▸ Short exercise
Copy, from the entries below, each line where the word "числе" can be found.
+-------+
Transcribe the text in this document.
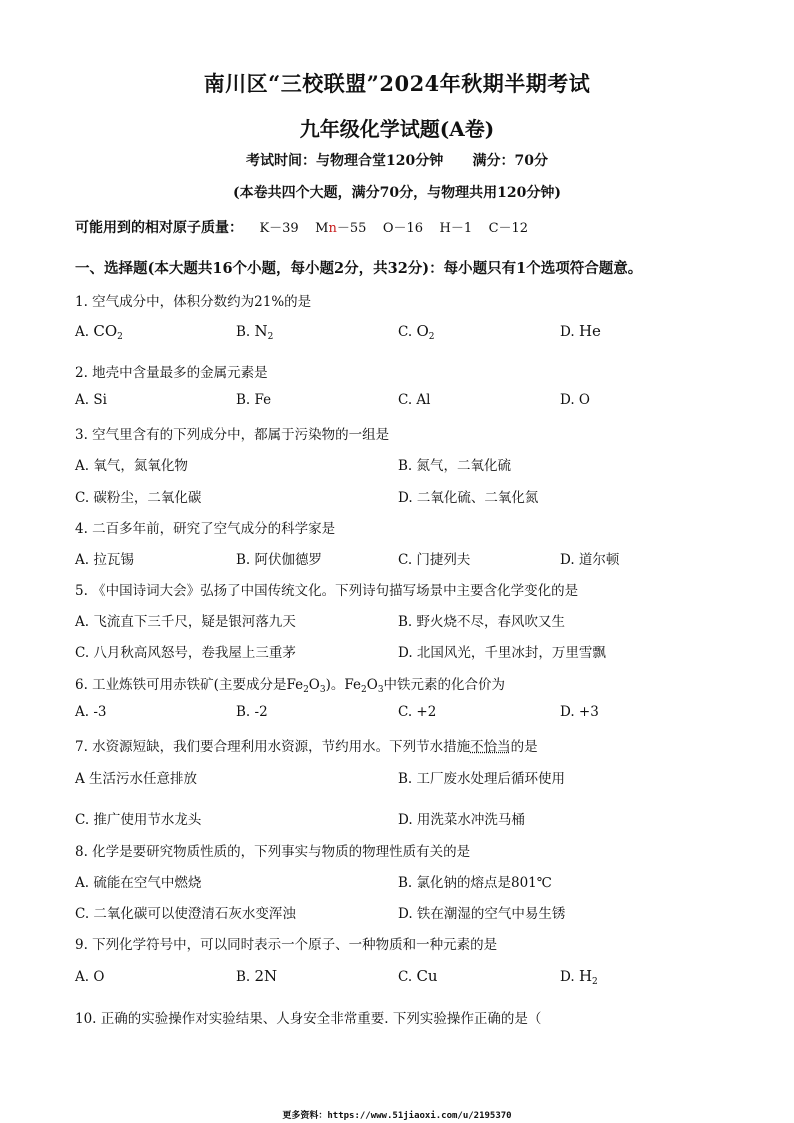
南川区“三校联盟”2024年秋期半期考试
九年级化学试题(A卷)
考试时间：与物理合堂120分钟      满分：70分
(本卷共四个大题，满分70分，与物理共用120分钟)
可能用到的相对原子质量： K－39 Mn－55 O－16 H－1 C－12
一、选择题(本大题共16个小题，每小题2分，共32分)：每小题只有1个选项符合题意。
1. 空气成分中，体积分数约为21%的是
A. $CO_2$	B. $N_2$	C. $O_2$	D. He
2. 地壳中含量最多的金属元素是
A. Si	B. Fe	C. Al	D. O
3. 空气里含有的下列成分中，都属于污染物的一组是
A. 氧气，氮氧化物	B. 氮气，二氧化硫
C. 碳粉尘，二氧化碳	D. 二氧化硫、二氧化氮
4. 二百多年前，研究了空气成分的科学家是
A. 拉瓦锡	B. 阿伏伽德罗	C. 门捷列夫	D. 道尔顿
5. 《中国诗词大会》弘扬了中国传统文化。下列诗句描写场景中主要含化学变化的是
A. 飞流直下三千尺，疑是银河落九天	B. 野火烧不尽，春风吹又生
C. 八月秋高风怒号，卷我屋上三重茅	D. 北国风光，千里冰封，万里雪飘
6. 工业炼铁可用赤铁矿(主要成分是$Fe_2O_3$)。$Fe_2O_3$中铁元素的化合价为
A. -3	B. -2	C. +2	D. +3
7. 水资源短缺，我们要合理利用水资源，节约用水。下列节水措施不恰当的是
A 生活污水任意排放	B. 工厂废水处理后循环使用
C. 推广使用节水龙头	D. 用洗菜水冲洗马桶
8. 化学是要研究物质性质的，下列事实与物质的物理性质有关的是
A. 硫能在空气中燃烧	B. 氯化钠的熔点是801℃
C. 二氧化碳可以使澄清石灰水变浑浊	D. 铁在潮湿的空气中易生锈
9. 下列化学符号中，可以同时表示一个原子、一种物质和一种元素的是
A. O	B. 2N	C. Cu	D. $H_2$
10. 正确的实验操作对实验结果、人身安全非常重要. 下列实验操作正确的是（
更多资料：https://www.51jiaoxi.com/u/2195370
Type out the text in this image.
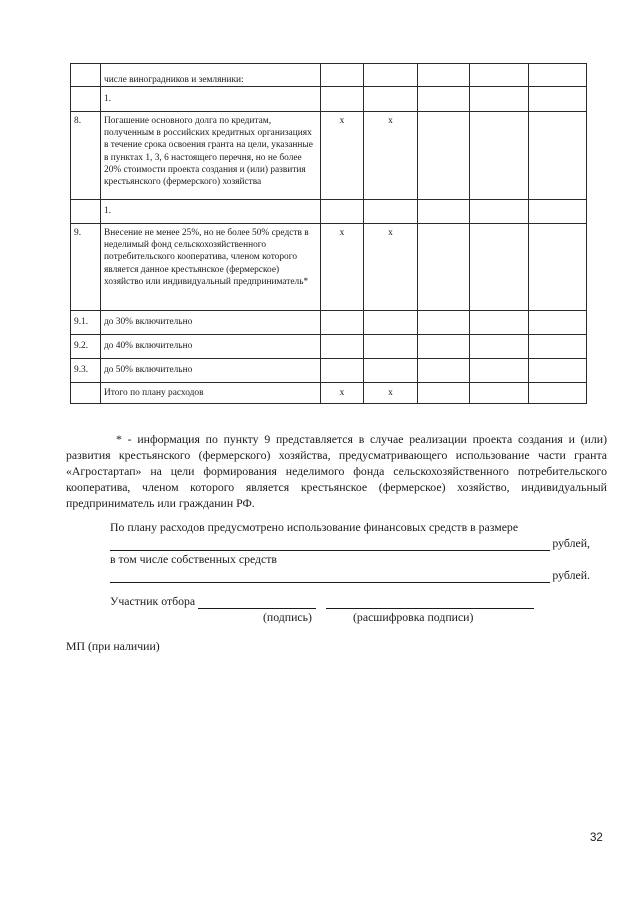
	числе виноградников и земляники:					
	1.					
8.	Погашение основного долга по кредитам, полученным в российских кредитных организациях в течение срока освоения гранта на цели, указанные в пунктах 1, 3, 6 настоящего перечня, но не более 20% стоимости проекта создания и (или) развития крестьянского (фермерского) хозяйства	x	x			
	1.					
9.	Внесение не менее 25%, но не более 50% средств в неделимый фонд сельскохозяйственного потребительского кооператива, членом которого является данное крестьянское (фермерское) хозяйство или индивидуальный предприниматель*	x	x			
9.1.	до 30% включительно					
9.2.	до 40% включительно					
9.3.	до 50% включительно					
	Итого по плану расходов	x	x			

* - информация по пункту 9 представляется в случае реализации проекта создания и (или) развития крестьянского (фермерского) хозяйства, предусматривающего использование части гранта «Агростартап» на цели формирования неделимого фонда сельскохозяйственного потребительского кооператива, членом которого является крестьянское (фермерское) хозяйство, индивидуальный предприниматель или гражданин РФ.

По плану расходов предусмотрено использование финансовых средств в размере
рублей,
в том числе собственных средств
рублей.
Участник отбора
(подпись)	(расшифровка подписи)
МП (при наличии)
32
+-------+
▸ Exercise response
	числе виноградников и земляники:					
в том числе собственных средств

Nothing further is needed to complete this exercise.